» Entries shown
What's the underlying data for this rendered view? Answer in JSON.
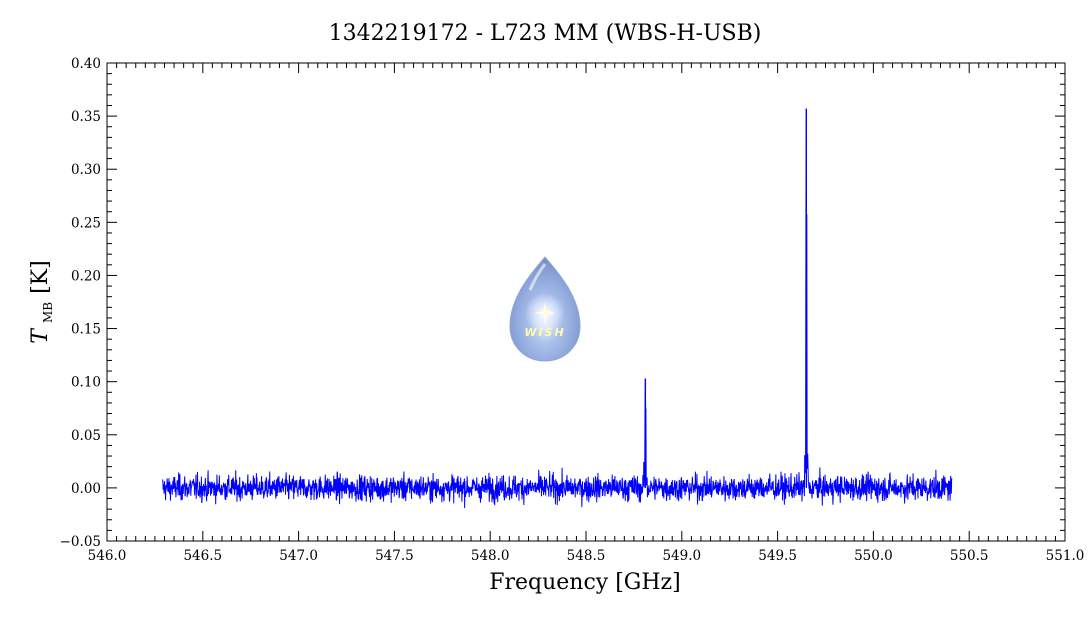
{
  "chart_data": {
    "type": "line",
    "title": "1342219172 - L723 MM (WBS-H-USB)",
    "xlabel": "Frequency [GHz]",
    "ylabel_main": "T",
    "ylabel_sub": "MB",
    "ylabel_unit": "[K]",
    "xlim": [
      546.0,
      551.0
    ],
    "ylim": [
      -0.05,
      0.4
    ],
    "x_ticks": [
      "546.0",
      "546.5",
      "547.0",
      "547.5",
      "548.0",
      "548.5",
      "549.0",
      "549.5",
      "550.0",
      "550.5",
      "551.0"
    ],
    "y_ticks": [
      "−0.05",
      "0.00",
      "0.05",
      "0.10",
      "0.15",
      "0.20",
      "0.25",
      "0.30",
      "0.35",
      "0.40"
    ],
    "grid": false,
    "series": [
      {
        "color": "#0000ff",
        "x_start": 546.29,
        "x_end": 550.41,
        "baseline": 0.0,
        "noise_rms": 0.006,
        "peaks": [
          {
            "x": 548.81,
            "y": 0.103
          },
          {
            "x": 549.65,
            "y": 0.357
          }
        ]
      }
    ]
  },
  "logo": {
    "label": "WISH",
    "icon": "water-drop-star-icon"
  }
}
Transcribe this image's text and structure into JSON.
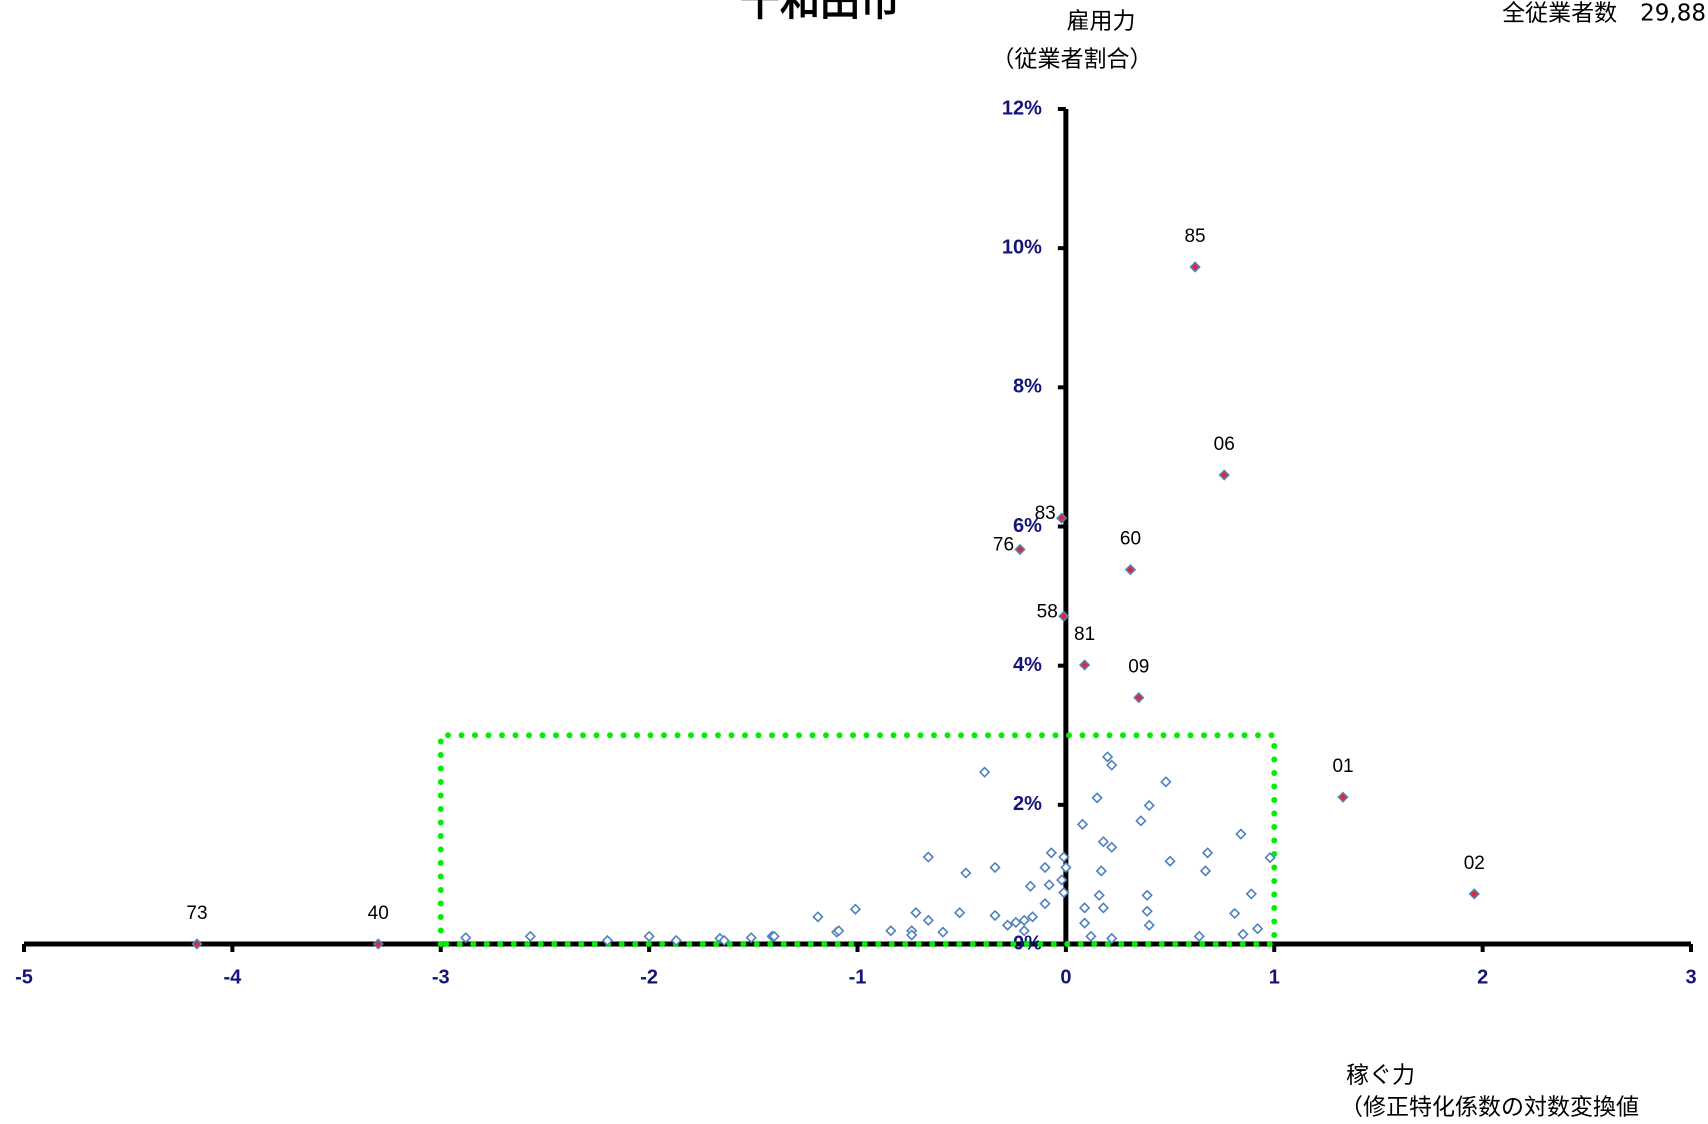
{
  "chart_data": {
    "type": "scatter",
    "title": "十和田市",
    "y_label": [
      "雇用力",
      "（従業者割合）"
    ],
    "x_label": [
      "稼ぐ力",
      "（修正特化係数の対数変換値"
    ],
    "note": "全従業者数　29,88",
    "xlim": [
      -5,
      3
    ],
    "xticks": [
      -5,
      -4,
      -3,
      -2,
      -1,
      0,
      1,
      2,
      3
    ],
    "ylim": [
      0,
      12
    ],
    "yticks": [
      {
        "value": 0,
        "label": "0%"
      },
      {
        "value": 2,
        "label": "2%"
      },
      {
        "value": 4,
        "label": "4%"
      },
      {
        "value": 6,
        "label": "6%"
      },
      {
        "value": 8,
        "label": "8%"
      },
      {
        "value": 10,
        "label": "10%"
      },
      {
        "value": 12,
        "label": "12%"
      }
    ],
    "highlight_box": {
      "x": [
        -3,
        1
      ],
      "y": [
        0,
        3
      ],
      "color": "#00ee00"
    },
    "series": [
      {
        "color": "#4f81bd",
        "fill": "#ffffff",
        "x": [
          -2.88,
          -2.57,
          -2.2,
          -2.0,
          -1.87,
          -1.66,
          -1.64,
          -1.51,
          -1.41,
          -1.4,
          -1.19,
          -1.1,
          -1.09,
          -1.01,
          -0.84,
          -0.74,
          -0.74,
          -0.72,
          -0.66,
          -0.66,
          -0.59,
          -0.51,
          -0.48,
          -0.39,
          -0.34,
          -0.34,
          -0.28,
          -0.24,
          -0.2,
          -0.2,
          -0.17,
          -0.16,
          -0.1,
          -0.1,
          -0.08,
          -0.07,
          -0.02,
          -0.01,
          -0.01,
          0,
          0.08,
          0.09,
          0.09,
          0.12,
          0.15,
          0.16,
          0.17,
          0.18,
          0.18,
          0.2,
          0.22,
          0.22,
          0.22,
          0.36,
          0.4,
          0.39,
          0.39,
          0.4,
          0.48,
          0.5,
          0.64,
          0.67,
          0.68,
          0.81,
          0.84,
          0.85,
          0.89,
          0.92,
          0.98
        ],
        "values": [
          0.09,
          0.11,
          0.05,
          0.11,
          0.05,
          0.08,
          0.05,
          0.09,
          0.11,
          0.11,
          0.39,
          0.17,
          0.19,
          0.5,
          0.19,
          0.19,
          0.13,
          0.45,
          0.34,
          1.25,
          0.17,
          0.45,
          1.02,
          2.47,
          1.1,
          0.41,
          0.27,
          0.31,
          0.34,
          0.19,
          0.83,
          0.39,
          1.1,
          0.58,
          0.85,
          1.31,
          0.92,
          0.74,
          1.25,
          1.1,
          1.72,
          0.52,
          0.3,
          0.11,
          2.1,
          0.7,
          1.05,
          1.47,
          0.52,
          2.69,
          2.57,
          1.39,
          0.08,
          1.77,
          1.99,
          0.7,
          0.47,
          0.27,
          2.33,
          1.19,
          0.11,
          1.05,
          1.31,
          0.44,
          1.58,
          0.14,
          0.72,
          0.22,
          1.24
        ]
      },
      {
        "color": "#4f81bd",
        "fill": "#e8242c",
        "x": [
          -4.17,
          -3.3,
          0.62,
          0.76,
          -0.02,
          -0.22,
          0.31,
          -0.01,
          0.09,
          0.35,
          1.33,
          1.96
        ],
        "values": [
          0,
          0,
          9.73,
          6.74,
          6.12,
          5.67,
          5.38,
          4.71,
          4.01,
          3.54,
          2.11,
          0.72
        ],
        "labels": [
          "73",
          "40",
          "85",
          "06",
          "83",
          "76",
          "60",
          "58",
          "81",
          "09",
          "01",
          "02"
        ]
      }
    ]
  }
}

» Aim of the exercise
Return every line of the records exactly as given, pictures excluded.

» Output of the exercise
What's the underlying data for this rendered view? Answer in JSON.
{
  "chart_data": {
    "type": "line",
    "title": "1342219172 - L723 MM (WBS-H-USB)",
    "xlabel": "Frequency [GHz]",
    "ylabel_main": "T",
    "ylabel_sub": "MB",
    "ylabel_unit": "[K]",
    "xlim": [
      546.0,
      551.0
    ],
    "ylim": [
      -0.05,
      0.4
    ],
    "x_ticks": [
      "546.0",
      "546.5",
      "547.0",
      "547.5",
      "548.0",
      "548.5",
      "549.0",
      "549.5",
      "550.0",
      "550.5",
      "551.0"
    ],
    "y_ticks": [
      "−0.05",
      "0.00",
      "0.05",
      "0.10",
      "0.15",
      "0.20",
      "0.25",
      "0.30",
      "0.35",
      "0.40"
    ],
    "grid": false,
    "series": [
      {
        "color": "#0000ff",
        "x_start": 546.29,
        "x_end": 550.41,
        "baseline": 0.0,
        "noise_rms": 0.006,
        "peaks": [
          {
            "x": 548.81,
            "y": 0.103
          },
          {
            "x": 549.65,
            "y": 0.357
          }
        ]
      }
    ]
  },
  "logo": {
    "label": "WISH",
    "icon": "water-drop-star-icon"
  }
}
Transcribe this image's text and structure into JSON.
{
  "chart_data": {
    "type": "scatter",
    "title": "十和田市",
    "y_label": [
      "雇用力",
      "（従業者割合）"
    ],
    "x_label": [
      "稼ぐ力",
      "（修正特化係数の対数変換値"
    ],
    "note": "全従業者数　29,88",
    "xlim": [
      -5,
      3
    ],
    "xticks": [
      -5,
      -4,
      -3,
      -2,
      -1,
      0,
      1,
      2,
      3
    ],
    "ylim": [
      0,
      12
    ],
    "yticks": [
      {
        "value": 0,
        "label": "0%"
      },
      {
        "value": 2,
        "label": "2%"
      },
      {
        "value": 4,
        "label": "4%"
      },
      {
        "value": 6,
        "label": "6%"
      },
      {
        "value": 8,
        "label": "8%"
      },
      {
        "value": 10,
        "label": "10%"
      },
      {
        "value": 12,
        "label": "12%"
      }
    ],
    "highlight_box": {
      "x": [
        -3,
        1
      ],
      "y": [
        0,
        3
      ],
      "color": "#00ee00"
    },
    "series": [
      {
        "color": "#4f81bd",
        "fill": "#ffffff",
        "x": [
          -2.88,
          -2.57,
          -2.2,
          -2.0,
          -1.87,
          -1.66,
          -1.64,
          -1.51,
          -1.41,
          -1.4,
          -1.19,
          -1.1,
          -1.09,
          -1.01,
          -0.84,
          -0.74,
          -0.74,
          -0.72,
          -0.66,
          -0.66,
          -0.59,
          -0.51,
          -0.48,
          -0.39,
          -0.34,
          -0.34,
          -0.28,
          -0.24,
          -0.2,
          -0.2,
          -0.17,
          -0.16,
          -0.1,
          -0.1,
          -0.08,
          -0.07,
          -0.02,
          -0.01,
          -0.01,
          0,
          0.08,
          0.09,
          0.09,
          0.12,
          0.15,
          0.16,
          0.17,
          0.18,
          0.18,
          0.2,
          0.22,
          0.22,
          0.22,
          0.36,
          0.4,
          0.39,
          0.39,
          0.4,
          0.48,
          0.5,
          0.64,
          0.67,
          0.68,
          0.81,
          0.84,
          0.85,
          0.89,
          0.92,
          0.98
        ],
        "values": [
          0.09,
          0.11,
          0.05,
          0.11,
          0.05,
          0.08,
          0.05,
          0.09,
          0.11,
          0.11,
          0.39,
          0.17,
          0.19,
          0.5,
          0.19,
          0.19,
          0.13,
          0.45,
          0.34,
          1.25,
          0.17,
          0.45,
          1.02,
          2.47,
          1.1,
          0.41,
          0.27,
          0.31,
          0.34,
          0.19,
          0.83,
          0.39,
          1.1,
          0.58,
          0.85,
          1.31,
          0.92,
          0.74,
          1.25,
          1.1,
          1.72,
          0.52,
          0.3,
          0.11,
          2.1,
          0.7,
          1.05,
          1.47,
          0.52,
          2.69,
          2.57,
          1.39,
          0.08,
          1.77,
          1.99,
          0.7,
          0.47,
          0.27,
          2.33,
          1.19,
          0.11,
          1.05,
          1.31,
          0.44,
          1.58,
          0.14,
          0.72,
          0.22,
          1.24
        ]
      },
      {
        "color": "#4f81bd",
        "fill": "#e8242c",
        "x": [
          -4.17,
          -3.3,
          0.62,
          0.76,
          -0.02,
          -0.22,
          0.31,
          -0.01,
          0.09,
          0.35,
          1.33,
          1.96
        ],
        "values": [
          0,
          0,
          9.73,
          6.74,
          6.12,
          5.67,
          5.38,
          4.71,
          4.01,
          3.54,
          2.11,
          0.72
        ],
        "labels": [
          "73",
          "40",
          "85",
          "06",
          "83",
          "76",
          "60",
          "58",
          "81",
          "09",
          "01",
          "02"
        ]
      }
    ]
  }
}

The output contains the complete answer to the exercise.